→ **EXERCISE DETAILS**
Will you give every entry again exactly as it stands?

→ **DATA IN THIS EXERCISE**
_____
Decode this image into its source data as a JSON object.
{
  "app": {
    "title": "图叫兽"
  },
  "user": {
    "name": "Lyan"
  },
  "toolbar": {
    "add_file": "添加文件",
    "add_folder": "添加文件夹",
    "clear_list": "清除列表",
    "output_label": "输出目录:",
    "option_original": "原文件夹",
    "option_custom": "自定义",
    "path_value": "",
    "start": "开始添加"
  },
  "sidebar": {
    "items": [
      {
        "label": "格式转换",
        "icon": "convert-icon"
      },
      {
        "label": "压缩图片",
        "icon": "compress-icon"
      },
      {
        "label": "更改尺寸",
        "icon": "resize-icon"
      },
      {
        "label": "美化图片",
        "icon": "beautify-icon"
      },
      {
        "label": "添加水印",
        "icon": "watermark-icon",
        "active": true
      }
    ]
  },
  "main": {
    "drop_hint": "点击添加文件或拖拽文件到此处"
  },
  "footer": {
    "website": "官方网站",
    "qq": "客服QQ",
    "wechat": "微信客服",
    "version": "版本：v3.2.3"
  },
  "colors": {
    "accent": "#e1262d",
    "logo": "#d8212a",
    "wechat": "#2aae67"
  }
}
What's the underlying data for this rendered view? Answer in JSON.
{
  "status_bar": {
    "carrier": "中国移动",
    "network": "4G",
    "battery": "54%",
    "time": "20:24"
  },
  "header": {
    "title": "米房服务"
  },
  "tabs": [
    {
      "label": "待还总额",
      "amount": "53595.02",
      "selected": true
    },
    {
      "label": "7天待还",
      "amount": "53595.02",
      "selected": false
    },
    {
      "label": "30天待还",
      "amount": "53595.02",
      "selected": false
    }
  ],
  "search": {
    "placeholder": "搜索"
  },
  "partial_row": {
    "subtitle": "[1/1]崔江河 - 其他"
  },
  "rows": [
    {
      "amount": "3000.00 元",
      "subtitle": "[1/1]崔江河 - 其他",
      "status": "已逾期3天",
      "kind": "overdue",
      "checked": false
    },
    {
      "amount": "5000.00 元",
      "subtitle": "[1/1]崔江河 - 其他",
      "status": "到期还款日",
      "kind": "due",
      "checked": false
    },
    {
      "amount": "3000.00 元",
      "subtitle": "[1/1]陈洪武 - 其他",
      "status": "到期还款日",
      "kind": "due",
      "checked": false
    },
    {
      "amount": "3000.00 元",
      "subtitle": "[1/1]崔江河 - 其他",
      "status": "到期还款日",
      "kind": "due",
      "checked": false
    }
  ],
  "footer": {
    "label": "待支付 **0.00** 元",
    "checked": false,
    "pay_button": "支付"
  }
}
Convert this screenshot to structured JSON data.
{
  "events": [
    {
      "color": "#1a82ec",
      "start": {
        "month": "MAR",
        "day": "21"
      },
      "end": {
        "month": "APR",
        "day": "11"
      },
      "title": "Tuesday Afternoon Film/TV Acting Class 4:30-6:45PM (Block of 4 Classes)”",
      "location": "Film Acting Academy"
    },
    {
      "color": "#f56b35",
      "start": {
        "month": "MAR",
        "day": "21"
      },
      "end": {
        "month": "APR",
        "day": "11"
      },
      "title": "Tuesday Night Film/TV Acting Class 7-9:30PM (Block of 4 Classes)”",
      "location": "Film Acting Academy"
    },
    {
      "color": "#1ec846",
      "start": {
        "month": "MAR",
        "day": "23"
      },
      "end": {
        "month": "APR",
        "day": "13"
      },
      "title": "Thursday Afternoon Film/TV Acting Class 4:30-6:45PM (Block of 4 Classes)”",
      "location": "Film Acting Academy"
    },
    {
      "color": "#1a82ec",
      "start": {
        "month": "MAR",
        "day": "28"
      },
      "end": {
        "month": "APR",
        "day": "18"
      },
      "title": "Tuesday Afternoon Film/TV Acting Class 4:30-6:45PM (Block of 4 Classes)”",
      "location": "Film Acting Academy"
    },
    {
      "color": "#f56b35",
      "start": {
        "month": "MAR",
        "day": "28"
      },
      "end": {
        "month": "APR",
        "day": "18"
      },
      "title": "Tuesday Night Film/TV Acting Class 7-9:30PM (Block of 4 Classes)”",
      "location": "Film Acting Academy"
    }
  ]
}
_____
→ **EXERCISE RESPONSE**
Decode this image into its source data as a JSON object.
{
  "app": {
    "title": "图叫兽"
  },
  "user": {
    "name": "Lyan"
  },
  "toolbar": {
    "add_file": "添加文件",
    "add_folder": "添加文件夹",
    "clear_list": "清除列表",
    "output_label": "输出目录:",
    "option_original": "原文件夹",
    "option_custom": "自定义",
    "path_value": "",
    "start": "开始添加"
  },
  "sidebar": {
    "items": [
      {
        "label": "格式转换",
        "icon": "convert-icon"
      },
      {
        "label": "压缩图片",
        "icon": "compress-icon"
      },
      {
        "label": "更改尺寸",
        "icon": "resize-icon"
      },
      {
        "label": "美化图片",
        "icon": "beautify-icon"
      },
      {
        "label": "添加水印",
        "icon": "watermark-icon",
        "active": true
      }
    ]
  },
  "main": {
    "drop_hint": "点击添加文件或拖拽文件到此处"
  },
  "footer": {
    "website": "官方网站",
    "qq": "客服QQ",
    "wechat": "微信客服",
    "version": "版本：v3.2.3"
  },
  "colors": {
    "accent": "#e1262d",
    "logo": "#d8212a",
    "wechat": "#2aae67"
  }
}
What's the underlying data for this rendered view? Answer in JSON.
{
  "status_bar": {
    "carrier": "中国移动",
    "network": "4G",
    "battery": "54%",
    "time": "20:24"
  },
  "header": {
    "title": "米房服务"
  },
  "tabs": [
    {
      "label": "待还总额",
      "amount": "53595.02",
      "selected": true
    },
    {
      "label": "7天待还",
      "amount": "53595.02",
      "selected": false
    },
    {
      "label": "30天待还",
      "amount": "53595.02",
      "selected": false
    }
  ],
  "search": {
    "placeholder": "搜索"
  },
  "partial_row": {
    "subtitle": "[1/1]崔江河 - 其他"
  },
  "rows": [
    {
      "amount": "3000.00 元",
      "subtitle": "[1/1]崔江河 - 其他",
      "status": "已逾期3天",
      "kind": "overdue",
      "checked": false
    },
    {
      "amount": "5000.00 元",
      "subtitle": "[1/1]崔江河 - 其他",
      "status": "到期还款日",
      "kind": "due",
      "checked": false
    },
    {
      "amount": "3000.00 元",
      "subtitle": "[1/1]陈洪武 - 其他",
      "status": "到期还款日",
      "kind": "due",
      "checked": false
    },
    {
      "amount": "3000.00 元",
      "subtitle": "[1/1]崔江河 - 其他",
      "status": "到期还款日",
      "kind": "due",
      "checked": false
    }
  ],
  "footer": {
    "label": "待支付 **0.00** 元",
    "checked": false,
    "pay_button": "支付"
  }
}
Convert this screenshot to structured JSON data.
{
  "events": [
    {
      "color": "#1a82ec",
      "start": {
        "month": "MAR",
        "day": "21"
      },
      "end": {
        "month": "APR",
        "day": "11"
      },
      "title": "Tuesday Afternoon Film/TV Acting Class 4:30-6:45PM (Block of 4 Classes)”",
      "location": "Film Acting Academy"
    },
    {
      "color": "#f56b35",
      "start": {
        "month": "MAR",
        "day": "21"
      },
      "end": {
        "month": "APR",
        "day": "11"
      },
      "title": "Tuesday Night Film/TV Acting Class 7-9:30PM (Block of 4 Classes)”",
      "location": "Film Acting Academy"
    },
    {
      "color": "#1ec846",
      "start": {
        "month": "MAR",
        "day": "23"
      },
      "end": {
        "month": "APR",
        "day": "13"
      },
      "title": "Thursday Afternoon Film/TV Acting Class 4:30-6:45PM (Block of 4 Classes)”",
      "location": "Film Acting Academy"
    },
    {
      "color": "#1a82ec",
      "start": {
        "month": "MAR",
        "day": "28"
      },
      "end": {
        "month": "APR",
        "day": "18"
      },
      "title": "Tuesday Afternoon Film/TV Acting Class 4:30-6:45PM (Block of 4 Classes)”",
      "location": "Film Acting Academy"
    },
    {
      "color": "#f56b35",
      "start": {
        "month": "MAR",
        "day": "28"
      },
      "end": {
        "month": "APR",
        "day": "18"
      },
      "title": "Tuesday Night Film/TV Acting Class 7-9:30PM (Block of 4 Classes)”",
      "location": "Film Acting Academy"
    }
  ]
}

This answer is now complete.